Look for the word "mentioned" in the entries below, then copy every line that has it.

# start of Record set

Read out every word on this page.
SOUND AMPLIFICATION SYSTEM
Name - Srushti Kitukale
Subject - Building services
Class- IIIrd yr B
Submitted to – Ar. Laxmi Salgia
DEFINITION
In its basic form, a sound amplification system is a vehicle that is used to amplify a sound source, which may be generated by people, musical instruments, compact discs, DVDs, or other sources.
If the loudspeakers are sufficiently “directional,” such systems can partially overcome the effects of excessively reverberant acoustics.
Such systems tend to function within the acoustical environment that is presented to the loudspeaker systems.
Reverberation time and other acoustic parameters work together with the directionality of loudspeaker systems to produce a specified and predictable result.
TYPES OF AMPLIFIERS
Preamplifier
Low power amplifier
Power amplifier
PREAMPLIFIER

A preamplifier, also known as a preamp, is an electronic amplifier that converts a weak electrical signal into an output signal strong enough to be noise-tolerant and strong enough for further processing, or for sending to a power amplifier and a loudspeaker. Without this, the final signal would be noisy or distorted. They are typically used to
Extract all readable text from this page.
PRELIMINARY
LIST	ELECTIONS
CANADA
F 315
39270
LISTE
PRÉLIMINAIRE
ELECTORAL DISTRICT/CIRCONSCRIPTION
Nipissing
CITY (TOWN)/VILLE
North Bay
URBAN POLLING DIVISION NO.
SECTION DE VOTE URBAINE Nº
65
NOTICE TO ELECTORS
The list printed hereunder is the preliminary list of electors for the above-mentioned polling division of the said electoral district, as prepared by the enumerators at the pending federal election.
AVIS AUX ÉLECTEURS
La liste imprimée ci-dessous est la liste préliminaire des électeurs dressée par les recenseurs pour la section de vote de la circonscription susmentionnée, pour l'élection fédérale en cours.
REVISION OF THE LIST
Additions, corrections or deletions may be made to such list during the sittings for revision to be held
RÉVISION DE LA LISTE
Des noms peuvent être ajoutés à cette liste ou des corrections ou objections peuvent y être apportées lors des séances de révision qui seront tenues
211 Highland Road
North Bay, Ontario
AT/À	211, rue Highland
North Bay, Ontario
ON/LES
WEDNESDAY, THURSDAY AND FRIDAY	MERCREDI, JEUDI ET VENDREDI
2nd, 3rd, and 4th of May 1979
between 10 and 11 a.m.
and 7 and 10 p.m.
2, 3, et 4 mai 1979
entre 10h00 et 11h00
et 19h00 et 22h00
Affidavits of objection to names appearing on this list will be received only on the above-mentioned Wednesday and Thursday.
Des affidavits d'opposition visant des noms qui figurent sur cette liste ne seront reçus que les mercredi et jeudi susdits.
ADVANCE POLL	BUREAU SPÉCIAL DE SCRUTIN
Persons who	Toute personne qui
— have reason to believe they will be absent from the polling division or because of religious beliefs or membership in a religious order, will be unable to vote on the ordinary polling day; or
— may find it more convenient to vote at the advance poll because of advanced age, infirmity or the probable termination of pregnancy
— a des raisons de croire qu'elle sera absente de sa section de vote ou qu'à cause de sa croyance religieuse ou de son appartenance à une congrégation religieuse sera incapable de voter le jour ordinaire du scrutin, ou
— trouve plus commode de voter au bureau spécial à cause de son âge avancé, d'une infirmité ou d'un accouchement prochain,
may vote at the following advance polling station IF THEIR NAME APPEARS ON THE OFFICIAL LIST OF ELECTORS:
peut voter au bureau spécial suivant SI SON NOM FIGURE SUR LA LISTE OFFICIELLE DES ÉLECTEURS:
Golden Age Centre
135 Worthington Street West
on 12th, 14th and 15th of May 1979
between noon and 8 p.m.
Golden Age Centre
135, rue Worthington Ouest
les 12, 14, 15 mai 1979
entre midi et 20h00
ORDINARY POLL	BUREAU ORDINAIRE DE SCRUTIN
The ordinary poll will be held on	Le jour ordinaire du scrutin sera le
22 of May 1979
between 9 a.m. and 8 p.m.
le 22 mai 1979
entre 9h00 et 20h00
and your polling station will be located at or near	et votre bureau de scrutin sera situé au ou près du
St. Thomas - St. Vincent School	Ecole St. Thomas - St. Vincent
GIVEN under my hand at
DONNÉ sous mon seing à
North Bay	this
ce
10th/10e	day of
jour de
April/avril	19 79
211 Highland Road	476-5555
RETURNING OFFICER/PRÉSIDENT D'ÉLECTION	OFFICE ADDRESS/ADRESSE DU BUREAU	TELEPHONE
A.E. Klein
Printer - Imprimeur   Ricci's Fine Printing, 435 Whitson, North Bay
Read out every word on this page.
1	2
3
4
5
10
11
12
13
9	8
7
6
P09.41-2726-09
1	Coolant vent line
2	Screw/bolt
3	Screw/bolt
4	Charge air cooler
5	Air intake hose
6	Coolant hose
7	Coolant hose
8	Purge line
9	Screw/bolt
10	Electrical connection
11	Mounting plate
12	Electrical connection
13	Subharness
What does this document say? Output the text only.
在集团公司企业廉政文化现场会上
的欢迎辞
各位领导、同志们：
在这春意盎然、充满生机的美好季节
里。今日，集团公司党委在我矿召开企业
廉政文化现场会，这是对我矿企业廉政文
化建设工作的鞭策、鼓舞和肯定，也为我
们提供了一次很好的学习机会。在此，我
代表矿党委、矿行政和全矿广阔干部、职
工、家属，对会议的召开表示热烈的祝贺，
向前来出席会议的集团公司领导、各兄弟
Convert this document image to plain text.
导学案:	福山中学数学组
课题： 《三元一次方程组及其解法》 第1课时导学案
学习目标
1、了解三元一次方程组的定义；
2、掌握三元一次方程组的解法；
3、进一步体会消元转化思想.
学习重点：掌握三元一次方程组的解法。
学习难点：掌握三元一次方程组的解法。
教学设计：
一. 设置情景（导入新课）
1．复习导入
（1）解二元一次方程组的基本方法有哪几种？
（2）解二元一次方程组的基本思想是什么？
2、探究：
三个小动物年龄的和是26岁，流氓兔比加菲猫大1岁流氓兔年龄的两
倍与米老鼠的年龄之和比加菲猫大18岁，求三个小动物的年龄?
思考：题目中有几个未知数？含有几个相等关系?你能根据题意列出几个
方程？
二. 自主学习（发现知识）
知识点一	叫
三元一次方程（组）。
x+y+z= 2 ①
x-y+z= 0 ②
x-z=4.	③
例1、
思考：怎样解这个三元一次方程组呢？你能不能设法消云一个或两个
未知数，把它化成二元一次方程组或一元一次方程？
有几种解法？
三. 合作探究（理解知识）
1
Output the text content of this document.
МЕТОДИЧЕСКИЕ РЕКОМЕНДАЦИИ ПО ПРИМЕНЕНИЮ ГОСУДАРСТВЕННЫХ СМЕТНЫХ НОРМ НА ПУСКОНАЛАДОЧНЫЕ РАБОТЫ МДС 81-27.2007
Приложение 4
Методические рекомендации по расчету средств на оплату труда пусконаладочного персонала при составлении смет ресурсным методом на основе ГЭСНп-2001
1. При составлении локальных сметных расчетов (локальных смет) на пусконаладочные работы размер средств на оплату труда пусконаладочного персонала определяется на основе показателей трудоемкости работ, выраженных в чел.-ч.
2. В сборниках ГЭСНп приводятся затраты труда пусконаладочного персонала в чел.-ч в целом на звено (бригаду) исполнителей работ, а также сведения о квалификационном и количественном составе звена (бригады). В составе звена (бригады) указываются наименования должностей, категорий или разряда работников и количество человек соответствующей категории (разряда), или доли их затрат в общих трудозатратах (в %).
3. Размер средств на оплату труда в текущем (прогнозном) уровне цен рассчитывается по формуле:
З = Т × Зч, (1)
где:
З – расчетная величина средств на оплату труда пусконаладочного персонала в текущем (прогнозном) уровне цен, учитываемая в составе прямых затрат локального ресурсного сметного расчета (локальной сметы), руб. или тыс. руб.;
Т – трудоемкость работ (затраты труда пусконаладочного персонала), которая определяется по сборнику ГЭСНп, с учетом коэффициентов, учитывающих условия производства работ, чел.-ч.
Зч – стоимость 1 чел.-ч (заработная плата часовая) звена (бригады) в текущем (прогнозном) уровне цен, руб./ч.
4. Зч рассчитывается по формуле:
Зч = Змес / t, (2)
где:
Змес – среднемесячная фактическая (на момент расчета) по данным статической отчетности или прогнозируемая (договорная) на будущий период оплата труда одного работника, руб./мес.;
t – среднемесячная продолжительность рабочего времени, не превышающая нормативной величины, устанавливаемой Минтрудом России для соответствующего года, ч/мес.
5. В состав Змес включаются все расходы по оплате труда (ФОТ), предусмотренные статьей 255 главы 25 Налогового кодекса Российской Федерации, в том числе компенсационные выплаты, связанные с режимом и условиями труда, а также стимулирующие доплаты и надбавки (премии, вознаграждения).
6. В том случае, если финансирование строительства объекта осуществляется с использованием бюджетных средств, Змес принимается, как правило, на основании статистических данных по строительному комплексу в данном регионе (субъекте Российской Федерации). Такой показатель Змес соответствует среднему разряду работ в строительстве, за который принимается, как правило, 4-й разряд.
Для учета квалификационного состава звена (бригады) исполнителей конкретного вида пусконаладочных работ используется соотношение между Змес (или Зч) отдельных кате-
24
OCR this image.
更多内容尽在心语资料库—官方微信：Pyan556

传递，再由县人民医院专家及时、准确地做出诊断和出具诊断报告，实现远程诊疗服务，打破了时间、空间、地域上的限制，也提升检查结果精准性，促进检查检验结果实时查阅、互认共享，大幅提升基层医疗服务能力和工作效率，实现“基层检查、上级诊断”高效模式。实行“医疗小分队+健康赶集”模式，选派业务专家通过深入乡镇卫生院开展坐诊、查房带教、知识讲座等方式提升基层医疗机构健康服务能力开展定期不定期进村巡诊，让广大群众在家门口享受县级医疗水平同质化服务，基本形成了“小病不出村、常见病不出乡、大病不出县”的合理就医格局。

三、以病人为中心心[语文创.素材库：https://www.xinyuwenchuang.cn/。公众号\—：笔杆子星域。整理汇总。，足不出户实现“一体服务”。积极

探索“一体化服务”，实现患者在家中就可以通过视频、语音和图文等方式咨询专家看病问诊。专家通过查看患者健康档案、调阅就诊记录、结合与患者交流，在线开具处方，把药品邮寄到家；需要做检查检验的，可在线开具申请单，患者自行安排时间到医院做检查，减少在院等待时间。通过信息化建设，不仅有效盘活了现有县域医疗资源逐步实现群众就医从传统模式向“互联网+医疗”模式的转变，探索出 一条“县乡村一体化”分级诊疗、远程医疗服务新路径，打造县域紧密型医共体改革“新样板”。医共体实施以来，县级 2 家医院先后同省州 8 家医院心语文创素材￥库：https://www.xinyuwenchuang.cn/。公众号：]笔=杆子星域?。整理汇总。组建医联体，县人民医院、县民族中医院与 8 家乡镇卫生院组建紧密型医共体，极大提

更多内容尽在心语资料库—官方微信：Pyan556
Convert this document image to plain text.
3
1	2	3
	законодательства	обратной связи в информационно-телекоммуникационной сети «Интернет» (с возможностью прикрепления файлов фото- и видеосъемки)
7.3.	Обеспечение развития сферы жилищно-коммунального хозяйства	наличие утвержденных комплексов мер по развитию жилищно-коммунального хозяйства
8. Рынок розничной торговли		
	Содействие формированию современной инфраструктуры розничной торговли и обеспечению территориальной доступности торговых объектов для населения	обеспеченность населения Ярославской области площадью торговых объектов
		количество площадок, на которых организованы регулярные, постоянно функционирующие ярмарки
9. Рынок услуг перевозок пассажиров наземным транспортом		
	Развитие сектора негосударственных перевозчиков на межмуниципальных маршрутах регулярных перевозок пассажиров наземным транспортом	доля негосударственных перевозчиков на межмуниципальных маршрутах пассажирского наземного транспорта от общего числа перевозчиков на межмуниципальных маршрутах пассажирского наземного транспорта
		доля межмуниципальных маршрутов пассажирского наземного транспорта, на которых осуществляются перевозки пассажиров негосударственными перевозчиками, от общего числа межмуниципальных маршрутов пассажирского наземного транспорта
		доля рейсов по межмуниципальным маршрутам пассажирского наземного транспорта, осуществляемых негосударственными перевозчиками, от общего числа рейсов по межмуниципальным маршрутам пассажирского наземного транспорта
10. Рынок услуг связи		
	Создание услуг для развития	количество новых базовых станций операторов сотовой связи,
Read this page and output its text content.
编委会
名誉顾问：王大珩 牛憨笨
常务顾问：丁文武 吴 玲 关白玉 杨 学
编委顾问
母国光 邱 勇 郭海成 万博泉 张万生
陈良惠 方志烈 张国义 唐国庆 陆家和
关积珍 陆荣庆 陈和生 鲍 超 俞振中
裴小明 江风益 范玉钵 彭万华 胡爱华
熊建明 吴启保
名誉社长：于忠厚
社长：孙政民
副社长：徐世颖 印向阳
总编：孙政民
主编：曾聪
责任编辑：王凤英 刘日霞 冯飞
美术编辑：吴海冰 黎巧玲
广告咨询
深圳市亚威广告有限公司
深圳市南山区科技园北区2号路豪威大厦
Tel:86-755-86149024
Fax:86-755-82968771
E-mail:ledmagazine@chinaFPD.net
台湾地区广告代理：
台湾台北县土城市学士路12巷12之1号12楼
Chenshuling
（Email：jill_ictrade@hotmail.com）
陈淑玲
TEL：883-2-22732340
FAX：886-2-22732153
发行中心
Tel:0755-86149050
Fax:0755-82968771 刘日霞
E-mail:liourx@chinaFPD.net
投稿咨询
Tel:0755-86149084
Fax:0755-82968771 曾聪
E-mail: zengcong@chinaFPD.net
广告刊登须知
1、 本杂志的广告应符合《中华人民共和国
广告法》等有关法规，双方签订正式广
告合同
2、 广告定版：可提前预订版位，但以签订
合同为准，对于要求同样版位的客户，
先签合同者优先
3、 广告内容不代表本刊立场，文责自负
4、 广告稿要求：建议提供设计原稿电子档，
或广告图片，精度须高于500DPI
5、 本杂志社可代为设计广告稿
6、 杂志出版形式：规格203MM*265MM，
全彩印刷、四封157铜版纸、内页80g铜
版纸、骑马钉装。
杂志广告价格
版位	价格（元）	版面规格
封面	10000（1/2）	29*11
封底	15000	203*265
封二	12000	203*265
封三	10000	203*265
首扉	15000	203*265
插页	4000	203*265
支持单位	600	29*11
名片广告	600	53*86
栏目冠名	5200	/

# end of Record set

Solution:
The list printed hereunder is the preliminary list of electors for the above-mentioned polling division of the said electoral district, as prepared by the enumerators at the pending federal election.
Affidavits of objection to names appearing on this list will be received only on the above-mentioned Wednesday and Thursday.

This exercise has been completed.